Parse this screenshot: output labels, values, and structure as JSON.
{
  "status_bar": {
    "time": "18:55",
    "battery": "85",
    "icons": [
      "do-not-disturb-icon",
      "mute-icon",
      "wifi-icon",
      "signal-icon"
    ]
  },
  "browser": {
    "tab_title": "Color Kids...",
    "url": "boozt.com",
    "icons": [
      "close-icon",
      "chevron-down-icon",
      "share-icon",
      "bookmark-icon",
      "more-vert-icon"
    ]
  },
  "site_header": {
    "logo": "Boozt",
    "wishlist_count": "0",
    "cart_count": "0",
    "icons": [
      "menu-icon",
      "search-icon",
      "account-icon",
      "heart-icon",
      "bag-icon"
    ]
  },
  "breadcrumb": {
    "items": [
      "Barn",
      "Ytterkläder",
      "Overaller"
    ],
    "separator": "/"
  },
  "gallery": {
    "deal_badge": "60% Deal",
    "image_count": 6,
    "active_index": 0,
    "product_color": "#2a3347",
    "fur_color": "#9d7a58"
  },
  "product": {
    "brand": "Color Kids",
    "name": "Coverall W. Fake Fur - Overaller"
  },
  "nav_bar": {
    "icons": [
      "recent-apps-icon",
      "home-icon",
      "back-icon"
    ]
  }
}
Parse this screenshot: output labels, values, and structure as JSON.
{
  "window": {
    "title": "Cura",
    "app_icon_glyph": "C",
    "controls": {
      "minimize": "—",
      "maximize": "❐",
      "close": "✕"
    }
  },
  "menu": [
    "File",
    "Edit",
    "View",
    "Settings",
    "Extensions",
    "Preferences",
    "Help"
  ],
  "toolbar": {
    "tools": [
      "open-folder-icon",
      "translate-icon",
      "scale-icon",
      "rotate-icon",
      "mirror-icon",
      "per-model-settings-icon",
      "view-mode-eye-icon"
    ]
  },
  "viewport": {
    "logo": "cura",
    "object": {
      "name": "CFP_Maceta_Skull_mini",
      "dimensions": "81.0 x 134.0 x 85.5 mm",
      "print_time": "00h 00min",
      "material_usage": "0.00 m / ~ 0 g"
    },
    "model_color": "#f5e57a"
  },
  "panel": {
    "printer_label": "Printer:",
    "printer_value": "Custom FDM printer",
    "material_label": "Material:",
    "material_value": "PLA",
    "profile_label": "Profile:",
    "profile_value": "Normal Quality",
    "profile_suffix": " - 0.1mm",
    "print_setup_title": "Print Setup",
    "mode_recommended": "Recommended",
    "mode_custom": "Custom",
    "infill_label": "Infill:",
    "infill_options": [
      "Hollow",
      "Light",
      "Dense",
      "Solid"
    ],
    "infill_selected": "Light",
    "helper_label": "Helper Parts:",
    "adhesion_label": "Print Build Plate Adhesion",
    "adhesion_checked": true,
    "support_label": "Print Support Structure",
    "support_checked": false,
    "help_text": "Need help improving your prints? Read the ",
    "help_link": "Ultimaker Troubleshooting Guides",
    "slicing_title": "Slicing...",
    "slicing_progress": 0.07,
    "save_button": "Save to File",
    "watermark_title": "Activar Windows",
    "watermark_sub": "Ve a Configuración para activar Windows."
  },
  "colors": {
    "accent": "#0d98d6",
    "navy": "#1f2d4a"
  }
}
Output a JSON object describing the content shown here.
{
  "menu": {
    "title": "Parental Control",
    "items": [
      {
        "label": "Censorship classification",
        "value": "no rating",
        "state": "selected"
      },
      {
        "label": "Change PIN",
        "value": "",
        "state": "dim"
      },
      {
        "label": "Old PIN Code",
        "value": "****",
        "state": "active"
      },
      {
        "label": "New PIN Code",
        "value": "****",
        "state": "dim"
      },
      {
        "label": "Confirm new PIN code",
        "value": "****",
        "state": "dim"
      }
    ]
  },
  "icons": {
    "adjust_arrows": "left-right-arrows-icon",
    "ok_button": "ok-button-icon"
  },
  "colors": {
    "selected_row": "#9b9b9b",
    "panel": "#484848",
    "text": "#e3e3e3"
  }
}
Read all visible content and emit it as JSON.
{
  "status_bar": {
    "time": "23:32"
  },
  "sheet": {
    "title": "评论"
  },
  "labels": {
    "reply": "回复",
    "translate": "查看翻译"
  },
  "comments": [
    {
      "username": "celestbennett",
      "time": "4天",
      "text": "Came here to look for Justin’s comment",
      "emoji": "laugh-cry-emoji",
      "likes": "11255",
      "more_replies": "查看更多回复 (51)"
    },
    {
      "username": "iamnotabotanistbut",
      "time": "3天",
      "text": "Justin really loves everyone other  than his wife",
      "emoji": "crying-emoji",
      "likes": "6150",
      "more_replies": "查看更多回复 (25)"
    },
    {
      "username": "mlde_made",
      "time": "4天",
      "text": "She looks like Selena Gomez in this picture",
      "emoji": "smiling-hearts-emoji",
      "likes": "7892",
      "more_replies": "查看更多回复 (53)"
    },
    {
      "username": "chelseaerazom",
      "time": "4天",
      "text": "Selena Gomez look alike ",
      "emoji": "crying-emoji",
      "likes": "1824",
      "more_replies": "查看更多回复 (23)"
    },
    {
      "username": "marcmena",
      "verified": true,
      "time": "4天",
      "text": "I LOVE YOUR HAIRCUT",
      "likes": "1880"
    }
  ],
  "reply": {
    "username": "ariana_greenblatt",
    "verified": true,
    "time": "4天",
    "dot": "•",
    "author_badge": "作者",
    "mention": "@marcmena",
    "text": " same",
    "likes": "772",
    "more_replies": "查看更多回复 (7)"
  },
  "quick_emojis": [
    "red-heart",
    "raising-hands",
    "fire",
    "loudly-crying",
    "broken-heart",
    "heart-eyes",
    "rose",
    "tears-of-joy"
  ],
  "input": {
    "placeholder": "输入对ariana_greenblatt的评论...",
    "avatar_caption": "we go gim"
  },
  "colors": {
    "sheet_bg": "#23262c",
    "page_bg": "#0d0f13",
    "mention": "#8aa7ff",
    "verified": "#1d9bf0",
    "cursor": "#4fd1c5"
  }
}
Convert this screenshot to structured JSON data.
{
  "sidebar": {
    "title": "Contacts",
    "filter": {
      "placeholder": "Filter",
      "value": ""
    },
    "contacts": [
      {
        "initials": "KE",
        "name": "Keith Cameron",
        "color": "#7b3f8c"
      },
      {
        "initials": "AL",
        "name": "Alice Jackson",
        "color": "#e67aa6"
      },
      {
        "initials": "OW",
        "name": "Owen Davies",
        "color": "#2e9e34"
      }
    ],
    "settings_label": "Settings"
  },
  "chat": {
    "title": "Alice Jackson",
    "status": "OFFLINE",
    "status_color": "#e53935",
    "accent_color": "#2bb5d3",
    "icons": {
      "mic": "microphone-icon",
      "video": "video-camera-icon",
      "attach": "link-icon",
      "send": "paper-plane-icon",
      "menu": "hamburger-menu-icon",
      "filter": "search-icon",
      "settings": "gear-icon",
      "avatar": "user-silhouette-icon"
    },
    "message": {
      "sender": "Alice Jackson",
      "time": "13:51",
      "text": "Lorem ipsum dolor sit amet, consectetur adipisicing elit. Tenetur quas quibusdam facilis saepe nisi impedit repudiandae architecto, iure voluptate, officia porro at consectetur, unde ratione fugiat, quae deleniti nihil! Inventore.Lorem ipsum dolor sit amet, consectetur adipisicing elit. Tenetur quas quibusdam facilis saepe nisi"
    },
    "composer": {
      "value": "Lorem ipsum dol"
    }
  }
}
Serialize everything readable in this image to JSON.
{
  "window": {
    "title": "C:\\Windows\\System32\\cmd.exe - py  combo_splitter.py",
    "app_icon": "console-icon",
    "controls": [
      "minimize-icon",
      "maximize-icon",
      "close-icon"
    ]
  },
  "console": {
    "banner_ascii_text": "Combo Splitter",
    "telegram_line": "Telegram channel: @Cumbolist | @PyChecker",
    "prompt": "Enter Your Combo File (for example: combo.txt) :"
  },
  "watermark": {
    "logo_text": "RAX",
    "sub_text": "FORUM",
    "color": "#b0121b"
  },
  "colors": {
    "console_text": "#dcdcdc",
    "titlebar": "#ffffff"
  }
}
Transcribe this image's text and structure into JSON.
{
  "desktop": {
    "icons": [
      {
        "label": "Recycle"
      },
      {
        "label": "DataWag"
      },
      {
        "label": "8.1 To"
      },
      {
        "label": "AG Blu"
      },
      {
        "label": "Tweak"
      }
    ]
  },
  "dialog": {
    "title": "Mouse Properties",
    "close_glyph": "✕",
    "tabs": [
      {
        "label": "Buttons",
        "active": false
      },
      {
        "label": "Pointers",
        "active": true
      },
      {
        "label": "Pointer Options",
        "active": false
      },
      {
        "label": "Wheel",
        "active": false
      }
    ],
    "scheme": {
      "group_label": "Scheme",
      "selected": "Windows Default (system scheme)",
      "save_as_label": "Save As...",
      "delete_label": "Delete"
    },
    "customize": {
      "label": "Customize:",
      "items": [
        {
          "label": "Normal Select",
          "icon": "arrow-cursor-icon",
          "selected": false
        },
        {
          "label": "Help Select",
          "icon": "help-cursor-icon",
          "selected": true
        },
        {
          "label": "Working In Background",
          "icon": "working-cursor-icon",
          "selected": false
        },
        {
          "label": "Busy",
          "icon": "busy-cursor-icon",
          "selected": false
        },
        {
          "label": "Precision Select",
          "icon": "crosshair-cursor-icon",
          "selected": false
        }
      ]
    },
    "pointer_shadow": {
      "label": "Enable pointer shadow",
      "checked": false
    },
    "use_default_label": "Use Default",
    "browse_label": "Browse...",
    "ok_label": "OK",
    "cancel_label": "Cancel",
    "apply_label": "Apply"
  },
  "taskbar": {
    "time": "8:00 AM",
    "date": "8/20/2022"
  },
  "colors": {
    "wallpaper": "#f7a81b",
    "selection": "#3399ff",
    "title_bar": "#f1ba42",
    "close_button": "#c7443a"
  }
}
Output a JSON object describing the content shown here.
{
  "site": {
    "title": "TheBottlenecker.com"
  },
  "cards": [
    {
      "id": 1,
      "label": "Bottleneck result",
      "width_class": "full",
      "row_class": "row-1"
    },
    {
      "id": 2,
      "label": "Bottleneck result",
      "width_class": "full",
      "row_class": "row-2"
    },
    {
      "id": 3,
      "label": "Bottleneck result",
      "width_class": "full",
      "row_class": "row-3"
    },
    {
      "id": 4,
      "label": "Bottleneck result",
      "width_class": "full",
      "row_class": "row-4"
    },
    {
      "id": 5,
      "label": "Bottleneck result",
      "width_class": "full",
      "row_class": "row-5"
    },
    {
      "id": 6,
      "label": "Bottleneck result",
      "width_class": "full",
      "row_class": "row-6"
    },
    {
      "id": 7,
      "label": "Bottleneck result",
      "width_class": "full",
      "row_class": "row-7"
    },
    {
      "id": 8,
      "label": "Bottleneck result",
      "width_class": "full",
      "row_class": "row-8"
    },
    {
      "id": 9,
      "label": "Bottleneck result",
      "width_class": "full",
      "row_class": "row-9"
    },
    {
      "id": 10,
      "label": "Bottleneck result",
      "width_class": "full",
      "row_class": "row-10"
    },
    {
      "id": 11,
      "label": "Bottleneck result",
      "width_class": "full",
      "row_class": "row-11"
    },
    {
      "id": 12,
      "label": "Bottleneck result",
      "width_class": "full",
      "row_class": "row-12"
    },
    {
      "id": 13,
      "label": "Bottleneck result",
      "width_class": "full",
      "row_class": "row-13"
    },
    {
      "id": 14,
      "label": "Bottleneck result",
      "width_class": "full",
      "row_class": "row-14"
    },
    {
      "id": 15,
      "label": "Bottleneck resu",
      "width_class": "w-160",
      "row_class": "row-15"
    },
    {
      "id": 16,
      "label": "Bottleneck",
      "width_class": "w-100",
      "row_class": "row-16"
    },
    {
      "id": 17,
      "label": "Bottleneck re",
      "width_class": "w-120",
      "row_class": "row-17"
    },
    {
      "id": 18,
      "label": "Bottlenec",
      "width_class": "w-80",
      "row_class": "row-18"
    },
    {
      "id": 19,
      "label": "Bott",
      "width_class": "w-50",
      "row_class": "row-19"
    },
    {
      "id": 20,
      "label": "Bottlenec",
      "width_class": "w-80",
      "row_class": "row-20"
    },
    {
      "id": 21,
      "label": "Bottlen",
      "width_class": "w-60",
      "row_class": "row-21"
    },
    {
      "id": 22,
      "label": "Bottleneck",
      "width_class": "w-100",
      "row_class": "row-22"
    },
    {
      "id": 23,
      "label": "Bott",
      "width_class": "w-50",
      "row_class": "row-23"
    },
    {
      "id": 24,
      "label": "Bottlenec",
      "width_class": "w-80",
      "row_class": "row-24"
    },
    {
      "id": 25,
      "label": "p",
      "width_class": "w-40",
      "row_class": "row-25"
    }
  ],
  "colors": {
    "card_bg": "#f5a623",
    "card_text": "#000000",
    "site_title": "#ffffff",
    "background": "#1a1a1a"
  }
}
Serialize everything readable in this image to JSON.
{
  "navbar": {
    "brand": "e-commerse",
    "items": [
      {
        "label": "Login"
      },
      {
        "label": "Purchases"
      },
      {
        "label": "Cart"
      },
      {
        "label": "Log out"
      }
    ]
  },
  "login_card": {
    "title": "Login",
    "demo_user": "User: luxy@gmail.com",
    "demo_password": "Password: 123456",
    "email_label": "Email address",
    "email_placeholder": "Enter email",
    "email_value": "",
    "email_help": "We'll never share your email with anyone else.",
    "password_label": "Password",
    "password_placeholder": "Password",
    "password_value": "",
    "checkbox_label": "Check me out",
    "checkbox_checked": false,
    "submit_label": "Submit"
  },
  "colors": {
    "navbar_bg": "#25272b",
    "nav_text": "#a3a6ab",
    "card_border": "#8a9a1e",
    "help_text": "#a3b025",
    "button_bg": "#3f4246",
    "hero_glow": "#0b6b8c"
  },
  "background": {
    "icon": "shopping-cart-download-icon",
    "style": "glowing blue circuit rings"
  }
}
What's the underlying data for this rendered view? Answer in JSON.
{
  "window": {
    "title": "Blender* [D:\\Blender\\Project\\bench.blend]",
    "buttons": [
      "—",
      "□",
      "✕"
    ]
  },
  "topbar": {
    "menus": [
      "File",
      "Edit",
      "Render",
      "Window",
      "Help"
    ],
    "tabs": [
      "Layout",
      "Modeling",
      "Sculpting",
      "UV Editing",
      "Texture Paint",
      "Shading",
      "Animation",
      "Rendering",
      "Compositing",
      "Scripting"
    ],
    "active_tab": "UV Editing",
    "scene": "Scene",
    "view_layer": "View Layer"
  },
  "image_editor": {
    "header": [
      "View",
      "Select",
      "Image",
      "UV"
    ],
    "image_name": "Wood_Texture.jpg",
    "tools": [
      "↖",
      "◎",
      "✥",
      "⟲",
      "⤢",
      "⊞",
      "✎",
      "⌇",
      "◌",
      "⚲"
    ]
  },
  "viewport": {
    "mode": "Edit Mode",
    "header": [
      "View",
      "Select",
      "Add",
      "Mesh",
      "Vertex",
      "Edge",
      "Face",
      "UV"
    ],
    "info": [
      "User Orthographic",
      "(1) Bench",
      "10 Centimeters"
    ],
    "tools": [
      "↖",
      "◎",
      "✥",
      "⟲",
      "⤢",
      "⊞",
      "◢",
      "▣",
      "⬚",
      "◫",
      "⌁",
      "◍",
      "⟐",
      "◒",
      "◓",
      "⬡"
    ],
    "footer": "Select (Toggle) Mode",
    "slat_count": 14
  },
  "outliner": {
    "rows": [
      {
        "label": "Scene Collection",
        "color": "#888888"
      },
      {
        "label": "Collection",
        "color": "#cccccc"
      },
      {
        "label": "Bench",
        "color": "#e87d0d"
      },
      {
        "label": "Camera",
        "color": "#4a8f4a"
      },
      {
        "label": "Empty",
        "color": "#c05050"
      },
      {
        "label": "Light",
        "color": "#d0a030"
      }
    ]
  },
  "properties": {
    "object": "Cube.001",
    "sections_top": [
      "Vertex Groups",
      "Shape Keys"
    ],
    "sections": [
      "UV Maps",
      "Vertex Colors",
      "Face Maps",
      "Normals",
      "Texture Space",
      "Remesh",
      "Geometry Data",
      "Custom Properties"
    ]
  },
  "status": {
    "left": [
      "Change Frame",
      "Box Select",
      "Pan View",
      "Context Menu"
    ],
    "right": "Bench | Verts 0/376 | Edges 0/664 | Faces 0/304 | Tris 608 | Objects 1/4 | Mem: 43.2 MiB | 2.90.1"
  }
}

* **Work required**: Copy out every line from the records that has the word "Lorem".

* **Answer for this exercise**:
      "text": "Lorem ipsum dolor sit amet, consectetur adipisicing elit. Tenetur quas quibusdam facilis saepe nisi impedit repudiandae architecto, iure voluptate, officia porro at consectetur, unde ratione fugiat, quae deleniti nihil! Inventore.Lorem ipsum dolor sit amet, consectetur adipisicing elit. Tenetur quas quibusdam facilis saepe nisi"
      "value": "Lorem ipsum dol"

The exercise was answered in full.